- **Work required**: Repeat all the records exactly, omitting pictures.

Stored items from a collection
┌──
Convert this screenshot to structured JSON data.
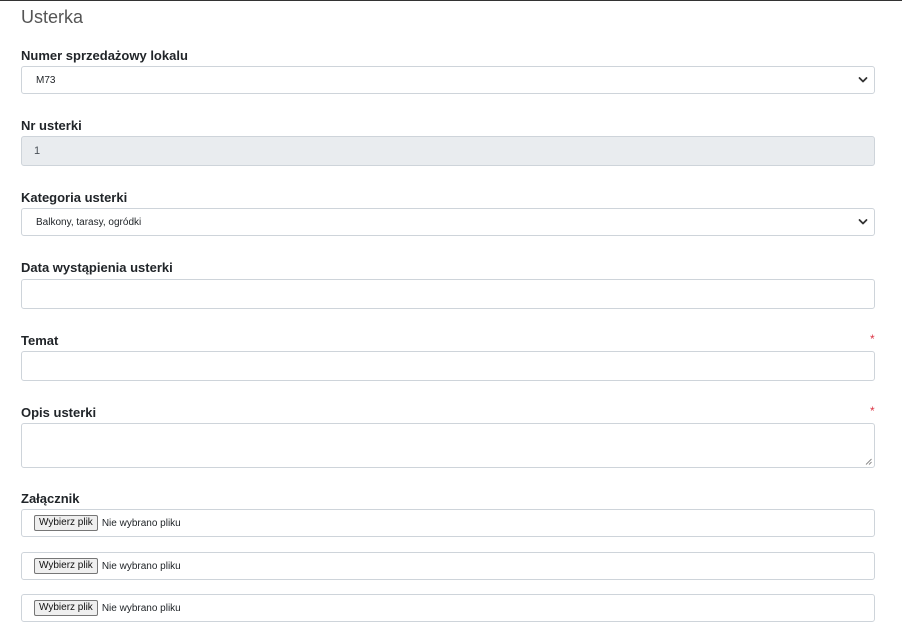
{
  "form": {
    "title": "Usterka",
    "sale_number": {
      "label": "Numer sprzedażowy lokalu",
      "value": "M73"
    },
    "defect_no": {
      "label": "Nr usterki",
      "value": "1"
    },
    "category": {
      "label": "Kategoria usterki",
      "value": "Balkony, tarasy, ogródki"
    },
    "date": {
      "label": "Data wystąpienia usterki",
      "value": ""
    },
    "subject": {
      "label": "Temat",
      "required_mark": "*",
      "value": ""
    },
    "description": {
      "label": "Opis usterki",
      "required_mark": "*",
      "value": ""
    },
    "attachments": {
      "label": "Załącznik",
      "items": [
        {
          "button": "Wybierz plik",
          "status": "Nie wybrano pliku"
        },
        {
          "button": "Wybierz plik",
          "status": "Nie wybrano pliku"
        },
        {
          "button": "Wybierz plik",
          "status": "Nie wybrano pliku"
        }
      ]
    }
  },
  "icons": {
    "select_arrow": "chevron-down-icon",
    "resize": "resize-handle-icon"
  },
  "colors": {
    "required": "#dc3545",
    "readonly_bg": "#e9ecef",
    "border": "#ced4da"
  }
}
└──
- **Answer to this problem**:
Convert this screenshot to structured JSON data.
{
  "form": {
    "title": "Usterka",
    "sale_number": {
      "label": "Numer sprzedażowy lokalu",
      "value": "M73"
    },
    "defect_no": {
      "label": "Nr usterki",
      "value": "1"
    },
    "category": {
      "label": "Kategoria usterki",
      "value": "Balkony, tarasy, ogródki"
    },
    "date": {
      "label": "Data wystąpienia usterki",
      "value": ""
    },
    "subject": {
      "label": "Temat",
      "required_mark": "*",
      "value": ""
    },
    "description": {
      "label": "Opis usterki",
      "required_mark": "*",
      "value": ""
    },
    "attachments": {
      "label": "Załącznik",
      "items": [
        {
          "button": "Wybierz plik",
          "status": "Nie wybrano pliku"
        },
        {
          "button": "Wybierz plik",
          "status": "Nie wybrano pliku"
        },
        {
          "button": "Wybierz plik",
          "status": "Nie wybrano pliku"
        }
      ]
    }
  },
  "icons": {
    "select_arrow": "chevron-down-icon",
    "resize": "resize-handle-icon"
  },
  "colors": {
    "required": "#dc3545",
    "readonly_bg": "#e9ecef",
    "border": "#ced4da"
  }
}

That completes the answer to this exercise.